**What needs to be done:** Beginning with the line that holds "Convert this chart", set down each line of the data below through the very last, exactly as given, and nothing beyond that.
====== Records for the task
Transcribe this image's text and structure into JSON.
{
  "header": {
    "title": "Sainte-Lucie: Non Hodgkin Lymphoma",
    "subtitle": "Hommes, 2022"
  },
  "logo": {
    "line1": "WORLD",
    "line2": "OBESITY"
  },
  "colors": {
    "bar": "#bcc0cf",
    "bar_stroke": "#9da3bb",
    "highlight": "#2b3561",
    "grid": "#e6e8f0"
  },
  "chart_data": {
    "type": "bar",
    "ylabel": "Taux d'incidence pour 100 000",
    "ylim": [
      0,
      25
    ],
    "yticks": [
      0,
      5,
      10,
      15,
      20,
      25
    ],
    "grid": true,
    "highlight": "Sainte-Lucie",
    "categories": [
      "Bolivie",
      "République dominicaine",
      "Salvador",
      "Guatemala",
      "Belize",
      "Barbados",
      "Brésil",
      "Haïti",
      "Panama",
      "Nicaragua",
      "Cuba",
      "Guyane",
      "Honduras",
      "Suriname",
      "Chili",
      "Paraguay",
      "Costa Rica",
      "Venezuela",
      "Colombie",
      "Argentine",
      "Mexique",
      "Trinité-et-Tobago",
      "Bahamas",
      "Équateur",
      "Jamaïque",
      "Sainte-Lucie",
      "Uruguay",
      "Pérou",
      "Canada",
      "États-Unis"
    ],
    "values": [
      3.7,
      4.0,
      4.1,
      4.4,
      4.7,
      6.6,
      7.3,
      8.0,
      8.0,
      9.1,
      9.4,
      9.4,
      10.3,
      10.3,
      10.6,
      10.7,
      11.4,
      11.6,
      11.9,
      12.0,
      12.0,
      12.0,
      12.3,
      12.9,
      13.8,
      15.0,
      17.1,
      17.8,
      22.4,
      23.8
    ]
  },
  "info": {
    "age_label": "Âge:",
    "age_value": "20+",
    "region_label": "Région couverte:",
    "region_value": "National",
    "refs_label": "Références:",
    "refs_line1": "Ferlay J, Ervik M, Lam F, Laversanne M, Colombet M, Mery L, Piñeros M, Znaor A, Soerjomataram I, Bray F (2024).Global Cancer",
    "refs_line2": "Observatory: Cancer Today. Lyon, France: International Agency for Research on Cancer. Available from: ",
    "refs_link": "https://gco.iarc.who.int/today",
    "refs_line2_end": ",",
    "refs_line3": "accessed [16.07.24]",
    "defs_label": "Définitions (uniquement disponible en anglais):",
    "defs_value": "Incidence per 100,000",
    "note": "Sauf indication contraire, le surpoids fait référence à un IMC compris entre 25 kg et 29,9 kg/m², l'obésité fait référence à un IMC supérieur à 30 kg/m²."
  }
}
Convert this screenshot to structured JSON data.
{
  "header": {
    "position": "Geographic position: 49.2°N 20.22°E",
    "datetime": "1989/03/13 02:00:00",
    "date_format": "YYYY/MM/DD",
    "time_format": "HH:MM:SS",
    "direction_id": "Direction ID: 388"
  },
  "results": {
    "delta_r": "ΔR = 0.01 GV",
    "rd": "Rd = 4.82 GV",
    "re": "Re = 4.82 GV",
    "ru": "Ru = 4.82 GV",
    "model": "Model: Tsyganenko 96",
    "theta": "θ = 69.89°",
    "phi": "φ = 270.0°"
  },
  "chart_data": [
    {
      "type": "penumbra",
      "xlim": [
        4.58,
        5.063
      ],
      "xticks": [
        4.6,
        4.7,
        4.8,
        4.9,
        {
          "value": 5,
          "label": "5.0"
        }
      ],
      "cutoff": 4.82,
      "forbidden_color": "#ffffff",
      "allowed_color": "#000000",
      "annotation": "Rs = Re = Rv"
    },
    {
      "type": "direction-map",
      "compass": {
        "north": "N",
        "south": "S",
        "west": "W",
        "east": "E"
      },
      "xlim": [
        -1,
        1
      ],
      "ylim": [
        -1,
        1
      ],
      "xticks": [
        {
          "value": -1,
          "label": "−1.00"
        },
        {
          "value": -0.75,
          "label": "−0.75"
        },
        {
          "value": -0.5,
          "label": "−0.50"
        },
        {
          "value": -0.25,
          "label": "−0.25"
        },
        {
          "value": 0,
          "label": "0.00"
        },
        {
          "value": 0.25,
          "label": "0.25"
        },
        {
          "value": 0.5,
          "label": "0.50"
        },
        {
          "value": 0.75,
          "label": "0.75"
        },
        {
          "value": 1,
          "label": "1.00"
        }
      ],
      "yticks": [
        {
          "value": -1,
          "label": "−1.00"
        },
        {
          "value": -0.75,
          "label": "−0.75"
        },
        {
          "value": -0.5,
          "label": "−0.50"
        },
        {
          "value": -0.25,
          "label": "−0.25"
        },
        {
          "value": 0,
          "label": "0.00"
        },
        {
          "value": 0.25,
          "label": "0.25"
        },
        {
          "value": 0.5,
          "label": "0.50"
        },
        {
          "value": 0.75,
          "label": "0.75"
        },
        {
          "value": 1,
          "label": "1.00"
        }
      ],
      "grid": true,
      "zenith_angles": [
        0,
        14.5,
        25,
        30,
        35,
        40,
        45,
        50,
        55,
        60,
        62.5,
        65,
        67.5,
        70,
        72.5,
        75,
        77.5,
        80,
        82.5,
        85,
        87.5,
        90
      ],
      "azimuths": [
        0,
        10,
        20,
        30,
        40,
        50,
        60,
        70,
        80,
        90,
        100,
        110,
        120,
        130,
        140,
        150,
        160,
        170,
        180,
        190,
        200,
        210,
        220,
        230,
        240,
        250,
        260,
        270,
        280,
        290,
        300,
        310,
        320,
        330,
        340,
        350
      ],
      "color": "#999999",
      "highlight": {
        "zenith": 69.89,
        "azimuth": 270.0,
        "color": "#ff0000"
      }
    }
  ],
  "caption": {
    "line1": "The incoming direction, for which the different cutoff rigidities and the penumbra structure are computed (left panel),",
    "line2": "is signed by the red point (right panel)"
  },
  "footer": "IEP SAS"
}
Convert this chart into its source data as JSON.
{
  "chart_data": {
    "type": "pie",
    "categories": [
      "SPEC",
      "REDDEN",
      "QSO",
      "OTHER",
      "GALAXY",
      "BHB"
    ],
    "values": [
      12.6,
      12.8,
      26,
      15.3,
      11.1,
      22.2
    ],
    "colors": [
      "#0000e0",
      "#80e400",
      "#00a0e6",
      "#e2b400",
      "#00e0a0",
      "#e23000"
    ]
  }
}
============
**Solution to this problem:**
Convert this chart into its source data as JSON.
{
  "chart_data": {
    "type": "pie",
    "categories": [
      "SPEC",
      "REDDEN",
      "QSO",
      "OTHER",
      "GALAXY",
      "BHB"
    ],
    "values": [
      12.6,
      12.8,
      26,
      15.3,
      11.1,
      22.2
    ],
    "colors": [
      "#0000e0",
      "#80e400",
      "#00a0e6",
      "#e2b400",
      "#00e0a0",
      "#e23000"
    ]
  }
}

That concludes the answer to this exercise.